Start of Recorded data

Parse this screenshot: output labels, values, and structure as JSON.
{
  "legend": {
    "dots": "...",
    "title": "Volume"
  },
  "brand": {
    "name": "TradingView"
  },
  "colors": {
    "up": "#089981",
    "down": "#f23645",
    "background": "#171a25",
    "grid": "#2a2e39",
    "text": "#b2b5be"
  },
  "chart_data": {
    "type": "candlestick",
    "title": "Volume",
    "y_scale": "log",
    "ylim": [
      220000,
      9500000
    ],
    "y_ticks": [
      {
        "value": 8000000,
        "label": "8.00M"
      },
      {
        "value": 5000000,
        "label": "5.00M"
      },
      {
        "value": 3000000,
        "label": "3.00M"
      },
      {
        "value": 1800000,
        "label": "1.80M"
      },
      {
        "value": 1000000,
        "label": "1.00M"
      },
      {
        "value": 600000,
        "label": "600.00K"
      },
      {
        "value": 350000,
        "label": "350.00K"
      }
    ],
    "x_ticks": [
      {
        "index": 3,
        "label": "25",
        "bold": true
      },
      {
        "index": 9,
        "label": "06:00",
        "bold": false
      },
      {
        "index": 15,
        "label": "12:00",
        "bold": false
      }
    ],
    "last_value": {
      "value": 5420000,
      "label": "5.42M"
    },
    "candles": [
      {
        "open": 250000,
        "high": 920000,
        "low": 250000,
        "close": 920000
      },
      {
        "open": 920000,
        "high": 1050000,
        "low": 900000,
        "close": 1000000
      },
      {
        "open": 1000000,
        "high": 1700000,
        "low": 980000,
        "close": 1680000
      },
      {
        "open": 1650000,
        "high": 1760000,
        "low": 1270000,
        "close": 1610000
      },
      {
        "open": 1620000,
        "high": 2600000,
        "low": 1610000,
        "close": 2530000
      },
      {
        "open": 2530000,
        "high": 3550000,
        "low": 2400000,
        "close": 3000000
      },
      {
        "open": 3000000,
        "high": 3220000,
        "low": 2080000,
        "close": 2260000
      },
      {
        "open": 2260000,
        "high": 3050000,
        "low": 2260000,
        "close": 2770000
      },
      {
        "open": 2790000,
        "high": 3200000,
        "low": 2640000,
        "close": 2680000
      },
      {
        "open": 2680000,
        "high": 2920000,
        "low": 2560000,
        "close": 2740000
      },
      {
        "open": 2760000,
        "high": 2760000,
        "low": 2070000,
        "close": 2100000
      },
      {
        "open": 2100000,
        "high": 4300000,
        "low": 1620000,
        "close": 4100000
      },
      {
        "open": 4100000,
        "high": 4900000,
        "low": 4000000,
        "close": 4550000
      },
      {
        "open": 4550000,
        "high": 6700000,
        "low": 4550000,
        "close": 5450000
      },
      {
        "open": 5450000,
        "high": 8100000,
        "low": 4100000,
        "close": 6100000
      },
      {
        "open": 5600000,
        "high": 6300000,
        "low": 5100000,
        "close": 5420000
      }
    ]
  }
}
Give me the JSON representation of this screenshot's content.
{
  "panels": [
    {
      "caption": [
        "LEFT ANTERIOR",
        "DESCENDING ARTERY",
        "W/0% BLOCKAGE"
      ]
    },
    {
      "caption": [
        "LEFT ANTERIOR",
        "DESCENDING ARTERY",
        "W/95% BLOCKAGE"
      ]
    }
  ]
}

End of Recorded data

Recopy the entries above in their entirety, exactly.

Parse this screenshot: output labels, values, and structure as JSON.
{
  "legend": {
    "dots": "...",
    "title": "Volume"
  },
  "brand": {
    "name": "TradingView"
  },
  "colors": {
    "up": "#089981",
    "down": "#f23645",
    "background": "#171a25",
    "grid": "#2a2e39",
    "text": "#b2b5be"
  },
  "chart_data": {
    "type": "candlestick",
    "title": "Volume",
    "y_scale": "log",
    "ylim": [
      220000,
      9500000
    ],
    "y_ticks": [
      {
        "value": 8000000,
        "label": "8.00M"
      },
      {
        "value": 5000000,
        "label": "5.00M"
      },
      {
        "value": 3000000,
        "label": "3.00M"
      },
      {
        "value": 1800000,
        "label": "1.80M"
      },
      {
        "value": 1000000,
        "label": "1.00M"
      },
      {
        "value": 600000,
        "label": "600.00K"
      },
      {
        "value": 350000,
        "label": "350.00K"
      }
    ],
    "x_ticks": [
      {
        "index": 3,
        "label": "25",
        "bold": true
      },
      {
        "index": 9,
        "label": "06:00",
        "bold": false
      },
      {
        "index": 15,
        "label": "12:00",
        "bold": false
      }
    ],
    "last_value": {
      "value": 5420000,
      "label": "5.42M"
    },
    "candles": [
      {
        "open": 250000,
        "high": 920000,
        "low": 250000,
        "close": 920000
      },
      {
        "open": 920000,
        "high": 1050000,
        "low": 900000,
        "close": 1000000
      },
      {
        "open": 1000000,
        "high": 1700000,
        "low": 980000,
        "close": 1680000
      },
      {
        "open": 1650000,
        "high": 1760000,
        "low": 1270000,
        "close": 1610000
      },
      {
        "open": 1620000,
        "high": 2600000,
        "low": 1610000,
        "close": 2530000
      },
      {
        "open": 2530000,
        "high": 3550000,
        "low": 2400000,
        "close": 3000000
      },
      {
        "open": 3000000,
        "high": 3220000,
        "low": 2080000,
        "close": 2260000
      },
      {
        "open": 2260000,
        "high": 3050000,
        "low": 2260000,
        "close": 2770000
      },
      {
        "open": 2790000,
        "high": 3200000,
        "low": 2640000,
        "close": 2680000
      },
      {
        "open": 2680000,
        "high": 2920000,
        "low": 2560000,
        "close": 2740000
      },
      {
        "open": 2760000,
        "high": 2760000,
        "low": 2070000,
        "close": 2100000
      },
      {
        "open": 2100000,
        "high": 4300000,
        "low": 1620000,
        "close": 4100000
      },
      {
        "open": 4100000,
        "high": 4900000,
        "low": 4000000,
        "close": 4550000
      },
      {
        "open": 4550000,
        "high": 6700000,
        "low": 4550000,
        "close": 5450000
      },
      {
        "open": 5450000,
        "high": 8100000,
        "low": 4100000,
        "close": 6100000
      },
      {
        "open": 5600000,
        "high": 6300000,
        "low": 5100000,
        "close": 5420000
      }
    ]
  }
}
Give me the JSON representation of this screenshot's content.
{
  "panels": [
    {
      "caption": [
        "LEFT ANTERIOR",
        "DESCENDING ARTERY",
        "W/0% BLOCKAGE"
      ]
    },
    {
      "caption": [
        "LEFT ANTERIOR",
        "DESCENDING ARTERY",
        "W/95% BLOCKAGE"
      ]
    }
  ]
}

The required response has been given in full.